-- START Material shown --
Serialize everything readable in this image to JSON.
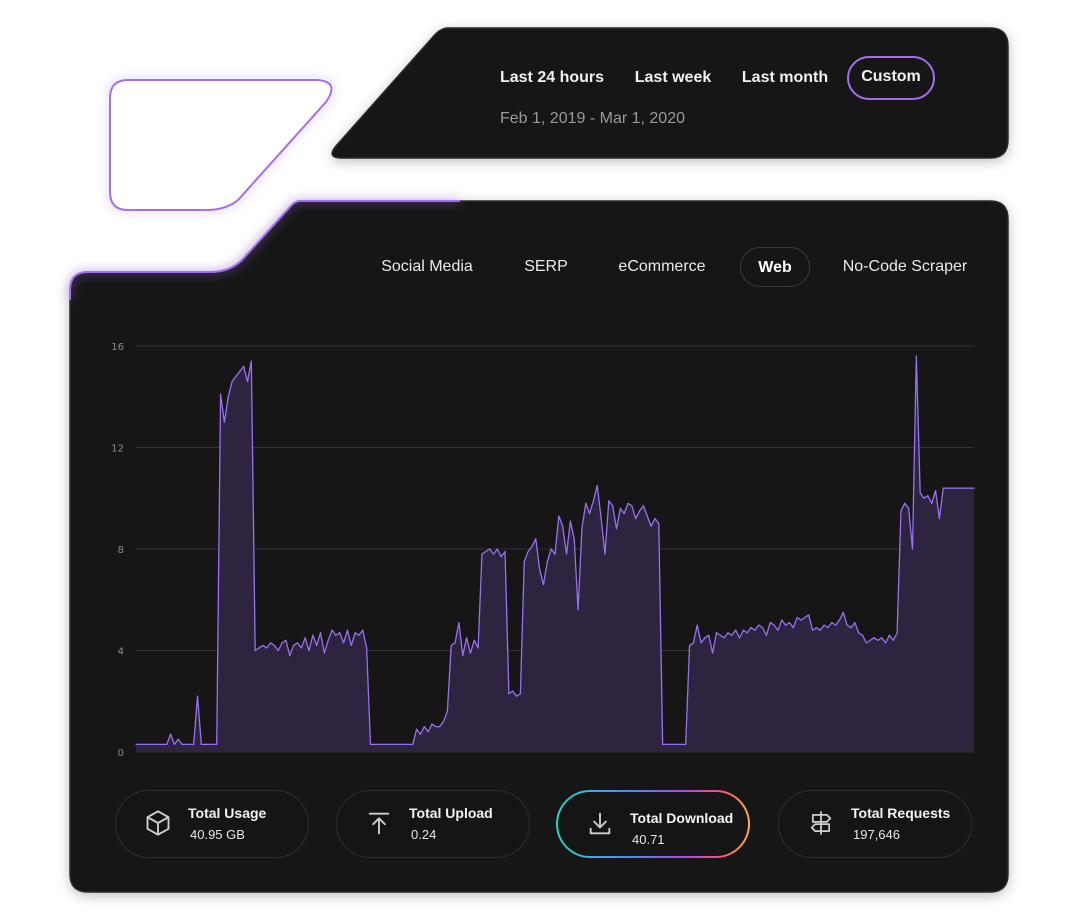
{
  "range_tabs": {
    "last_24_hours": "Last 24 hours",
    "last_week": "Last week",
    "last_month": "Last month",
    "custom": "Custom",
    "date_range": "Feb 1, 2019 - Mar 1, 2020"
  },
  "category_tabs": {
    "social_media": "Social Media",
    "serp": "SERP",
    "ecommerce": "eCommerce",
    "web": "Web",
    "no_code_scraper": "No-Code Scraper"
  },
  "stats": {
    "usage": {
      "label": "Total Usage",
      "value": "40.95 GB"
    },
    "upload": {
      "label": "Total Upload",
      "value": "0.24"
    },
    "download": {
      "label": "Total Download",
      "value": "40.71"
    },
    "requests": {
      "label": "Total Requests",
      "value": "197,646"
    }
  },
  "colors": {
    "accent": "#a56cf0",
    "line": "#9b6ff0",
    "area": "#2d2440",
    "panel": "#171717"
  },
  "chart_data": {
    "type": "area",
    "title": "",
    "xlabel": "",
    "ylabel": "",
    "ylim": [
      0,
      16
    ],
    "yticks": [
      "0",
      "4",
      "8",
      "12",
      "16"
    ],
    "grid": true,
    "series": [
      {
        "values": [
          0.3,
          0.3,
          0.3,
          0.3,
          0.3,
          0.3,
          0.3,
          0.3,
          0.3,
          0.7,
          0.3,
          0.5,
          0.3,
          0.3,
          0.3,
          0.3,
          2.2,
          0.3,
          0.3,
          0.3,
          0.3,
          0.3,
          14.1,
          13.0,
          14.0,
          14.6,
          14.8,
          15.0,
          15.2,
          14.6,
          15.4,
          4.0,
          4.1,
          4.2,
          4.1,
          4.3,
          4.2,
          4.0,
          4.3,
          4.4,
          3.8,
          4.2,
          4.3,
          4.1,
          4.5,
          4.0,
          4.6,
          4.2,
          4.7,
          3.9,
          4.4,
          4.8,
          4.6,
          4.7,
          4.3,
          4.8,
          4.2,
          4.7,
          4.6,
          4.8,
          4.1,
          0.3,
          0.3,
          0.3,
          0.3,
          0.3,
          0.3,
          0.3,
          0.3,
          0.3,
          0.3,
          0.3,
          0.3,
          0.9,
          0.7,
          1.0,
          0.8,
          1.1,
          1.0,
          1.0,
          1.2,
          1.6,
          4.2,
          4.3,
          5.1,
          3.8,
          4.5,
          3.9,
          4.4,
          4.1,
          7.8,
          7.9,
          8.0,
          7.8,
          8.0,
          7.7,
          7.9,
          2.3,
          2.4,
          2.2,
          2.3,
          7.5,
          7.9,
          8.1,
          8.4,
          7.2,
          6.6,
          7.5,
          8.0,
          7.8,
          9.3,
          8.9,
          7.8,
          9.1,
          8.4,
          5.6,
          8.8,
          9.8,
          9.4,
          9.9,
          10.5,
          9.2,
          7.8,
          9.9,
          9.7,
          8.8,
          9.6,
          9.4,
          9.8,
          9.7,
          9.2,
          9.5,
          9.7,
          9.3,
          8.9,
          9.2,
          9.0,
          0.3,
          0.3,
          0.3,
          0.3,
          0.3,
          0.3,
          0.3,
          4.2,
          4.3,
          5.0,
          4.3,
          4.5,
          4.6,
          3.9,
          4.7,
          4.6,
          4.5,
          4.7,
          4.6,
          4.8,
          4.5,
          4.8,
          4.7,
          4.9,
          4.8,
          5.0,
          4.9,
          4.6,
          5.1,
          5.0,
          4.8,
          5.2,
          5.0,
          5.1,
          4.9,
          5.3,
          5.2,
          5.3,
          5.4,
          4.8,
          4.9,
          4.8,
          5.0,
          4.9,
          5.1,
          5.0,
          5.2,
          5.5,
          5.0,
          4.9,
          5.1,
          4.7,
          4.6,
          4.3,
          4.4,
          4.5,
          4.4,
          4.5,
          4.3,
          4.6,
          4.4,
          4.7,
          9.5,
          9.8,
          9.6,
          8.0,
          15.6,
          10.2,
          10.0,
          10.1,
          9.8,
          10.3,
          9.2,
          10.4,
          10.4,
          10.4,
          10.4,
          10.4,
          10.4,
          10.4,
          10.4,
          10.4
        ]
      }
    ]
  }
}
-- END Material shown --
• [Written instruction]: Without the images, write out each line of the data verbatim.

• [In response]:
Serialize everything readable in this image to JSON.
{
  "range_tabs": {
    "last_24_hours": "Last 24 hours",
    "last_week": "Last week",
    "last_month": "Last month",
    "custom": "Custom",
    "date_range": "Feb 1, 2019 - Mar 1, 2020"
  },
  "category_tabs": {
    "social_media": "Social Media",
    "serp": "SERP",
    "ecommerce": "eCommerce",
    "web": "Web",
    "no_code_scraper": "No-Code Scraper"
  },
  "stats": {
    "usage": {
      "label": "Total Usage",
      "value": "40.95 GB"
    },
    "upload": {
      "label": "Total Upload",
      "value": "0.24"
    },
    "download": {
      "label": "Total Download",
      "value": "40.71"
    },
    "requests": {
      "label": "Total Requests",
      "value": "197,646"
    }
  },
  "colors": {
    "accent": "#a56cf0",
    "line": "#9b6ff0",
    "area": "#2d2440",
    "panel": "#171717"
  },
  "chart_data": {
    "type": "area",
    "title": "",
    "xlabel": "",
    "ylabel": "",
    "ylim": [
      0,
      16
    ],
    "yticks": [
      "0",
      "4",
      "8",
      "12",
      "16"
    ],
    "grid": true,
    "series": [
      {
        "values": [
          0.3,
          0.3,
          0.3,
          0.3,
          0.3,
          0.3,
          0.3,
          0.3,
          0.3,
          0.7,
          0.3,
          0.5,
          0.3,
          0.3,
          0.3,
          0.3,
          2.2,
          0.3,
          0.3,
          0.3,
          0.3,
          0.3,
          14.1,
          13.0,
          14.0,
          14.6,
          14.8,
          15.0,
          15.2,
          14.6,
          15.4,
          4.0,
          4.1,
          4.2,
          4.1,
          4.3,
          4.2,
          4.0,
          4.3,
          4.4,
          3.8,
          4.2,
          4.3,
          4.1,
          4.5,
          4.0,
          4.6,
          4.2,
          4.7,
          3.9,
          4.4,
          4.8,
          4.6,
          4.7,
          4.3,
          4.8,
          4.2,
          4.7,
          4.6,
          4.8,
          4.1,
          0.3,
          0.3,
          0.3,
          0.3,
          0.3,
          0.3,
          0.3,
          0.3,
          0.3,
          0.3,
          0.3,
          0.3,
          0.9,
          0.7,
          1.0,
          0.8,
          1.1,
          1.0,
          1.0,
          1.2,
          1.6,
          4.2,
          4.3,
          5.1,
          3.8,
          4.5,
          3.9,
          4.4,
          4.1,
          7.8,
          7.9,
          8.0,
          7.8,
          8.0,
          7.7,
          7.9,
          2.3,
          2.4,
          2.2,
          2.3,
          7.5,
          7.9,
          8.1,
          8.4,
          7.2,
          6.6,
          7.5,
          8.0,
          7.8,
          9.3,
          8.9,
          7.8,
          9.1,
          8.4,
          5.6,
          8.8,
          9.8,
          9.4,
          9.9,
          10.5,
          9.2,
          7.8,
          9.9,
          9.7,
          8.8,
          9.6,
          9.4,
          9.8,
          9.7,
          9.2,
          9.5,
          9.7,
          9.3,
          8.9,
          9.2,
          9.0,
          0.3,
          0.3,
          0.3,
          0.3,
          0.3,
          0.3,
          0.3,
          4.2,
          4.3,
          5.0,
          4.3,
          4.5,
          4.6,
          3.9,
          4.7,
          4.6,
          4.5,
          4.7,
          4.6,
          4.8,
          4.5,
          4.8,
          4.7,
          4.9,
          4.8,
          5.0,
          4.9,
          4.6,
          5.1,
          5.0,
          4.8,
          5.2,
          5.0,
          5.1,
          4.9,
          5.3,
          5.2,
          5.3,
          5.4,
          4.8,
          4.9,
          4.8,
          5.0,
          4.9,
          5.1,
          5.0,
          5.2,
          5.5,
          5.0,
          4.9,
          5.1,
          4.7,
          4.6,
          4.3,
          4.4,
          4.5,
          4.4,
          4.5,
          4.3,
          4.6,
          4.4,
          4.7,
          9.5,
          9.8,
          9.6,
          8.0,
          15.6,
          10.2,
          10.0,
          10.1,
          9.8,
          10.3,
          9.2,
          10.4,
          10.4,
          10.4,
          10.4,
          10.4,
          10.4,
          10.4,
          10.4,
          10.4
        ]
      }
    ]
  }
}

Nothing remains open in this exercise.